**Aim**
Reproduce exactly the lines from the line containing "Read the values" through the end of the records below, including both ends, and nothing else.

**Data listing**
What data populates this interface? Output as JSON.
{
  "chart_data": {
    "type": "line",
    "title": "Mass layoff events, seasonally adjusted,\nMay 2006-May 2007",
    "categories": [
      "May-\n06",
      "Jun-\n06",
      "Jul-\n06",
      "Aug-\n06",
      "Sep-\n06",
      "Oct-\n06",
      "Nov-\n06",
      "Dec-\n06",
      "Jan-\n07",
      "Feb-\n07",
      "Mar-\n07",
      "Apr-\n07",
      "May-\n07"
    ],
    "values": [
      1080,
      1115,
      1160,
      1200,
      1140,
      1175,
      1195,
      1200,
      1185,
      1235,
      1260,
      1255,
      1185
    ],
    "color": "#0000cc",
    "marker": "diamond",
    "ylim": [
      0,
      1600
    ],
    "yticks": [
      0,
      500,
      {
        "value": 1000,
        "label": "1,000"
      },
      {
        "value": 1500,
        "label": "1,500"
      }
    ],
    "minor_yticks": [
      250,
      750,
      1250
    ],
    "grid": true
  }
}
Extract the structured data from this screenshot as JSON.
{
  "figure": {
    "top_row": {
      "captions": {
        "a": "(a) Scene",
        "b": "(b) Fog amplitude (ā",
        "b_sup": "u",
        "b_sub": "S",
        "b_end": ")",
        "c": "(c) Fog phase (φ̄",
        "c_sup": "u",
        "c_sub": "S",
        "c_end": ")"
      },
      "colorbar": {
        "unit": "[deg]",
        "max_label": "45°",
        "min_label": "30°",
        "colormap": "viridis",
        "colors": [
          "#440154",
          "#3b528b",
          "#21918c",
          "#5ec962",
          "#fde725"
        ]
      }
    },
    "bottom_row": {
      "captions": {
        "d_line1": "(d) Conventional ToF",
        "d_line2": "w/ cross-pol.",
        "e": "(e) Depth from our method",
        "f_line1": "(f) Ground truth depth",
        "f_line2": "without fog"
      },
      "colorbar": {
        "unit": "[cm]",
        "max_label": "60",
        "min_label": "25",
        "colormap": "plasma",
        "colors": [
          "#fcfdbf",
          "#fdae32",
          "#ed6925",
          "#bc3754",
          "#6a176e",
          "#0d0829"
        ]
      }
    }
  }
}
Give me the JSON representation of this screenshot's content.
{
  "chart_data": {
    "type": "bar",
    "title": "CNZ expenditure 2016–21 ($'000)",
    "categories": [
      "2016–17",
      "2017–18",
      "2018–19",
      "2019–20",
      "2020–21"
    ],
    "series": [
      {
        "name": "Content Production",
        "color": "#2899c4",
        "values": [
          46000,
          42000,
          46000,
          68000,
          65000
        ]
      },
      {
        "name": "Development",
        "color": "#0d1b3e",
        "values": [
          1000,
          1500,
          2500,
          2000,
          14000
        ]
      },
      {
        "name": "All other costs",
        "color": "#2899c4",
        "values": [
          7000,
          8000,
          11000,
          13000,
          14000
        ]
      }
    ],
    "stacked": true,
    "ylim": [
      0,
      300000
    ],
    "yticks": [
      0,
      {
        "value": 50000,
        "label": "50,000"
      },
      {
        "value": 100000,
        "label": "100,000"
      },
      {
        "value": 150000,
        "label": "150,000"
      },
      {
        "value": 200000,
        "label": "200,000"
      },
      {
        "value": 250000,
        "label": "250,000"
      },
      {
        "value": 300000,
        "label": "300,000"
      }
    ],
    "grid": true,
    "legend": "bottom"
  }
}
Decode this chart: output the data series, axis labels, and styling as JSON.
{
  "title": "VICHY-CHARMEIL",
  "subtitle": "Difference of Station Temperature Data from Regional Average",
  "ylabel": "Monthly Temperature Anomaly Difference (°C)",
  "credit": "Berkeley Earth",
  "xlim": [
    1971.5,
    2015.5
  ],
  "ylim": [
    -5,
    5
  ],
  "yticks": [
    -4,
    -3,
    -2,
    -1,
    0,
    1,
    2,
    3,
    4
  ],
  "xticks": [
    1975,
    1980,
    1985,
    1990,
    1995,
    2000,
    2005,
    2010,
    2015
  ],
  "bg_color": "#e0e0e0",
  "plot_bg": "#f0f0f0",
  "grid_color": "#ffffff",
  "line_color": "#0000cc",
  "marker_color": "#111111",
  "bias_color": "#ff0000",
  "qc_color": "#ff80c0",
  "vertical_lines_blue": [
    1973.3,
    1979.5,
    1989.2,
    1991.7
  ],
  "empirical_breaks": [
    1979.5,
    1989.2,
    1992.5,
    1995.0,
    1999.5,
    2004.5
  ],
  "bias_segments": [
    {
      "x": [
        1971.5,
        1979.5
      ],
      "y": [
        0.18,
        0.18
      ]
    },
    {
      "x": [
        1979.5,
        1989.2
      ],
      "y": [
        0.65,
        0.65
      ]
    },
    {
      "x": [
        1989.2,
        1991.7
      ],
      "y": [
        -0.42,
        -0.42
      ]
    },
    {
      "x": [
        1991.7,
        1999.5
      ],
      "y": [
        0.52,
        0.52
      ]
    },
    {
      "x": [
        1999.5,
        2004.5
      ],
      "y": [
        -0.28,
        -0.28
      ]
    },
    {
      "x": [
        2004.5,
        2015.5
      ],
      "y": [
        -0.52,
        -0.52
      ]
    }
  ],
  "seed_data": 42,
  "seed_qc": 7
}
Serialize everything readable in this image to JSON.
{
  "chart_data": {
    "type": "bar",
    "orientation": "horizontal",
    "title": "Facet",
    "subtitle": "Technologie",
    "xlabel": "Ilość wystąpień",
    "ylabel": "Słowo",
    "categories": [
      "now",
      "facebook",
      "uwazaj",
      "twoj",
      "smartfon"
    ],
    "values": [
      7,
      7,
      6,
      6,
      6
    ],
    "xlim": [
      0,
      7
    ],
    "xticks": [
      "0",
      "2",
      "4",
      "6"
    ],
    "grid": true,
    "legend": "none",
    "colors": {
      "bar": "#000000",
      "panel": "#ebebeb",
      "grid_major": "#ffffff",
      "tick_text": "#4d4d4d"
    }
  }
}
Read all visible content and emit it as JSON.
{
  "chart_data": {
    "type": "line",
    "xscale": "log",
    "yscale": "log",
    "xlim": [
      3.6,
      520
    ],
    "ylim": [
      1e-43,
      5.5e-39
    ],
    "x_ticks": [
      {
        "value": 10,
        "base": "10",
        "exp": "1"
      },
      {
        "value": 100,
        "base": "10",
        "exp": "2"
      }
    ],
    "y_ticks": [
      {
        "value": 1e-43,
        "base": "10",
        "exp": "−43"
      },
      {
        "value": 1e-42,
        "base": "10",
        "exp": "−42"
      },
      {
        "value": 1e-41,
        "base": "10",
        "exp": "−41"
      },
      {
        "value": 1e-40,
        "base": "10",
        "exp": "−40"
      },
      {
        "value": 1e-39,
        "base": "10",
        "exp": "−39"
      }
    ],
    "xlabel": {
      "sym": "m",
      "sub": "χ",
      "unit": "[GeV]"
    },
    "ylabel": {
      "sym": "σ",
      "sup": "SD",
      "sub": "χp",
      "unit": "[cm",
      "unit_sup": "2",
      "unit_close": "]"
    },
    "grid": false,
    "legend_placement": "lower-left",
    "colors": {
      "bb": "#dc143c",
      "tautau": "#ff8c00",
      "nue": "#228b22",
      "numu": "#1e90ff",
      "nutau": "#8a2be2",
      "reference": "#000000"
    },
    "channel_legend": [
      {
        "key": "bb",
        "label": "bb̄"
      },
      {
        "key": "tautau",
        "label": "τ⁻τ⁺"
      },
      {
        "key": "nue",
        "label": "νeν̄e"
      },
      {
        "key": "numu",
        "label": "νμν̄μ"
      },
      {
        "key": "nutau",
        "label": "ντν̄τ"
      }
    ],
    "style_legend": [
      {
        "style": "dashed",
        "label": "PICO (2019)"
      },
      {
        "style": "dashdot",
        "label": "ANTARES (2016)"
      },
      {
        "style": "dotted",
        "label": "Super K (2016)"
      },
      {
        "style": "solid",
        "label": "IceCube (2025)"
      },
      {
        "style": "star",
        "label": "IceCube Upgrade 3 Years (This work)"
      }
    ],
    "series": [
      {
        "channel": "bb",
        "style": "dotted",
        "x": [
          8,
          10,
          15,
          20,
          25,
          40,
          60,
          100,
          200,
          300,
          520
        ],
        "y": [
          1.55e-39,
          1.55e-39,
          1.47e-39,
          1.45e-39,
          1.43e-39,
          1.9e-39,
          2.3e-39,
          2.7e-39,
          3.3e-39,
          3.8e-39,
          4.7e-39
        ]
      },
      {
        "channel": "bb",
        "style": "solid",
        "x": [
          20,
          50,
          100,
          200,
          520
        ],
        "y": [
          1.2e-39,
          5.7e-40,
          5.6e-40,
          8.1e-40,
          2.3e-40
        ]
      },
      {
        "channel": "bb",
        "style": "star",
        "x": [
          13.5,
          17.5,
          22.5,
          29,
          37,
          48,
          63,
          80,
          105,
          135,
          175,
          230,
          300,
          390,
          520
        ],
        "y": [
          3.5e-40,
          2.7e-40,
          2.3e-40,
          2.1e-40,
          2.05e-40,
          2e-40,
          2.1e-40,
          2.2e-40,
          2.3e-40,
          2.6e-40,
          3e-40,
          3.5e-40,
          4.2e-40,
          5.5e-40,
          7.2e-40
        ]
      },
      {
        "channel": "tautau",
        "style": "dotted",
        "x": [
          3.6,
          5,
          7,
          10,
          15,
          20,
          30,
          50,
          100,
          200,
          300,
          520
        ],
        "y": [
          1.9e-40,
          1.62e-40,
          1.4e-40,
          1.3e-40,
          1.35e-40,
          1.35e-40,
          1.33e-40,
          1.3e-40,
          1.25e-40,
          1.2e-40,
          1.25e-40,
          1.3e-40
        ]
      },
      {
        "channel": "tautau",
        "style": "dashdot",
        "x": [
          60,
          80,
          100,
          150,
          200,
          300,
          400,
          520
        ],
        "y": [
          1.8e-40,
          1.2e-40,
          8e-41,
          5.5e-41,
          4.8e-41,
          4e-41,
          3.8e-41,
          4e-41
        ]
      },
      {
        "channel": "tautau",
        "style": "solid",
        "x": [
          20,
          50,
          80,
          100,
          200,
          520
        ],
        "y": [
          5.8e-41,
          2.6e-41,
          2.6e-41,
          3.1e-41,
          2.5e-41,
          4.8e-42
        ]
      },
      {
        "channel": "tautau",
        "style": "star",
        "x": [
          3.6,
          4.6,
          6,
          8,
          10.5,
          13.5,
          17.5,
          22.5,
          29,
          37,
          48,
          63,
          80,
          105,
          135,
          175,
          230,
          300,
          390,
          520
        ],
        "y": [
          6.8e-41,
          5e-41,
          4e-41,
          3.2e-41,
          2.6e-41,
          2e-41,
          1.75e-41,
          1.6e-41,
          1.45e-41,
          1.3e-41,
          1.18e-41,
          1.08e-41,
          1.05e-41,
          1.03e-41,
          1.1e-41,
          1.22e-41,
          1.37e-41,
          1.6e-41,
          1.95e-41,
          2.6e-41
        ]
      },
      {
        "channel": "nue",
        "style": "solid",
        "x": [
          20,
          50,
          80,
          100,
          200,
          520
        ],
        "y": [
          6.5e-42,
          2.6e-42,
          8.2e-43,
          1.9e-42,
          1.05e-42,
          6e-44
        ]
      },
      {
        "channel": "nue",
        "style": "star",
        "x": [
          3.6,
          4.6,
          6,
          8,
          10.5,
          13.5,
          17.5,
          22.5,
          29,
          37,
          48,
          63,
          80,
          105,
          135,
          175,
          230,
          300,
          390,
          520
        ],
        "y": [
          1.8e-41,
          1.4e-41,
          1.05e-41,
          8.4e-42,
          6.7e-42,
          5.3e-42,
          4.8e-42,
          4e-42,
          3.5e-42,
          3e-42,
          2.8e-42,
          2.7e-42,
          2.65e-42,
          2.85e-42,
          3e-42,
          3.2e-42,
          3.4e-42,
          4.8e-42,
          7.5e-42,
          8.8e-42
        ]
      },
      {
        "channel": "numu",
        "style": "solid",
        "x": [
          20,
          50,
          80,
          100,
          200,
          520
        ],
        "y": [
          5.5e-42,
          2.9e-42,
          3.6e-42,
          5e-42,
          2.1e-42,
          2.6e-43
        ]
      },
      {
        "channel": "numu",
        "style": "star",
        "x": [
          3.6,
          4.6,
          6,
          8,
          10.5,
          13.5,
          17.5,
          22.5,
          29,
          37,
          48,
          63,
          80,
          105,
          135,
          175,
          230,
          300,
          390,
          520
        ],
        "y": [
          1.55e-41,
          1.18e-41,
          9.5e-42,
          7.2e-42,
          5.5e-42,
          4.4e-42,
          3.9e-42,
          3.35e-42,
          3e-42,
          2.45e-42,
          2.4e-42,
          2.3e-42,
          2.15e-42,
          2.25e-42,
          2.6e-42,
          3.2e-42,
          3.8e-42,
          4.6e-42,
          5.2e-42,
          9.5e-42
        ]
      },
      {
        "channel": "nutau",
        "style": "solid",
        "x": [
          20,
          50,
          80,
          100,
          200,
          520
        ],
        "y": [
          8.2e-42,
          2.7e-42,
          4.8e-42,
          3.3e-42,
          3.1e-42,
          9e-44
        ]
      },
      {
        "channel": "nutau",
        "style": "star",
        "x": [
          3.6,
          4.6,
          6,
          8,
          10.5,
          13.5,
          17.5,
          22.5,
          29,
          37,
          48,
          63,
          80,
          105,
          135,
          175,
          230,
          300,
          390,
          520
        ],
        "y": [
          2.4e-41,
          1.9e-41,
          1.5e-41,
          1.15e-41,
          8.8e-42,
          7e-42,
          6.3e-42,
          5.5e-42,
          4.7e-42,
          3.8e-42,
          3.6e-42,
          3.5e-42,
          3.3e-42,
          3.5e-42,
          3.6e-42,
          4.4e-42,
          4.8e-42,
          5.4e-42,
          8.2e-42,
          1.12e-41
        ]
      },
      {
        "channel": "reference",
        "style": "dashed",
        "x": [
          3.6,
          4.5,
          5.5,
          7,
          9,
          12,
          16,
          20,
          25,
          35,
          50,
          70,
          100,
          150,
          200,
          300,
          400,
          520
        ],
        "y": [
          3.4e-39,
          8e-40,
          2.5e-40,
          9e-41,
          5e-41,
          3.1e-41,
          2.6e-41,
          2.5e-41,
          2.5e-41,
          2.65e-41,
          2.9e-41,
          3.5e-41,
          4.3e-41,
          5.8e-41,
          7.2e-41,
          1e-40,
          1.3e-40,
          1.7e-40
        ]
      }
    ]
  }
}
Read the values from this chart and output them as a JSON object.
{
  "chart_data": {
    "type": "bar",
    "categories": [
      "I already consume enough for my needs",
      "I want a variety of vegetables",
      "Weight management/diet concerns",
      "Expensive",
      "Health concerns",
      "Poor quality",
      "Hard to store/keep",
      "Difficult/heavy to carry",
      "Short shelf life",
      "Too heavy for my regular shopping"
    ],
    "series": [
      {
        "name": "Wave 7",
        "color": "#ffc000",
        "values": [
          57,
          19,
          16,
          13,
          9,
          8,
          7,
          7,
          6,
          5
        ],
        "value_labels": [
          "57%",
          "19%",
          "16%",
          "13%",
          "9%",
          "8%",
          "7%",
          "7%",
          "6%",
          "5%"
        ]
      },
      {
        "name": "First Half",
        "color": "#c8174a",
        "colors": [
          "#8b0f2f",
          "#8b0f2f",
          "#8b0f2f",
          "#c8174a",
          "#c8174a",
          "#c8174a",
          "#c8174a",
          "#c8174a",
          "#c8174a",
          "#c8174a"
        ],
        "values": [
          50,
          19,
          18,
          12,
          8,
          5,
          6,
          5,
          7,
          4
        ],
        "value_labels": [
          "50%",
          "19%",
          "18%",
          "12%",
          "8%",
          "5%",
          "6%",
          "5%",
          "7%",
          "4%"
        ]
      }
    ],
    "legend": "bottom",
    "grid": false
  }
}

**Response**
Read the values from this chart and output them as a JSON object.
{
  "chart_data": {
    "type": "bar",
    "categories": [
      "I already consume enough for my needs",
      "I want a variety of vegetables",
      "Weight management/diet concerns",
      "Expensive",
      "Health concerns",
      "Poor quality",
      "Hard to store/keep",
      "Difficult/heavy to carry",
      "Short shelf life",
      "Too heavy for my regular shopping"
    ],
    "series": [
      {
        "name": "Wave 7",
        "color": "#ffc000",
        "values": [
          57,
          19,
          16,
          13,
          9,
          8,
          7,
          7,
          6,
          5
        ],
        "value_labels": [
          "57%",
          "19%",
          "16%",
          "13%",
          "9%",
          "8%",
          "7%",
          "7%",
          "6%",
          "5%"
        ]
      },
      {
        "name": "First Half",
        "color": "#c8174a",
        "colors": [
          "#8b0f2f",
          "#8b0f2f",
          "#8b0f2f",
          "#c8174a",
          "#c8174a",
          "#c8174a",
          "#c8174a",
          "#c8174a",
          "#c8174a",
          "#c8174a"
        ],
        "values": [
          50,
          19,
          18,
          12,
          8,
          5,
          6,
          5,
          7,
          4
        ],
        "value_labels": [
          "50%",
          "19%",
          "18%",
          "12%",
          "8%",
          "5%",
          "6%",
          "5%",
          "7%",
          "4%"
        ]
      }
    ],
    "legend": "bottom",
    "grid": false
  }
}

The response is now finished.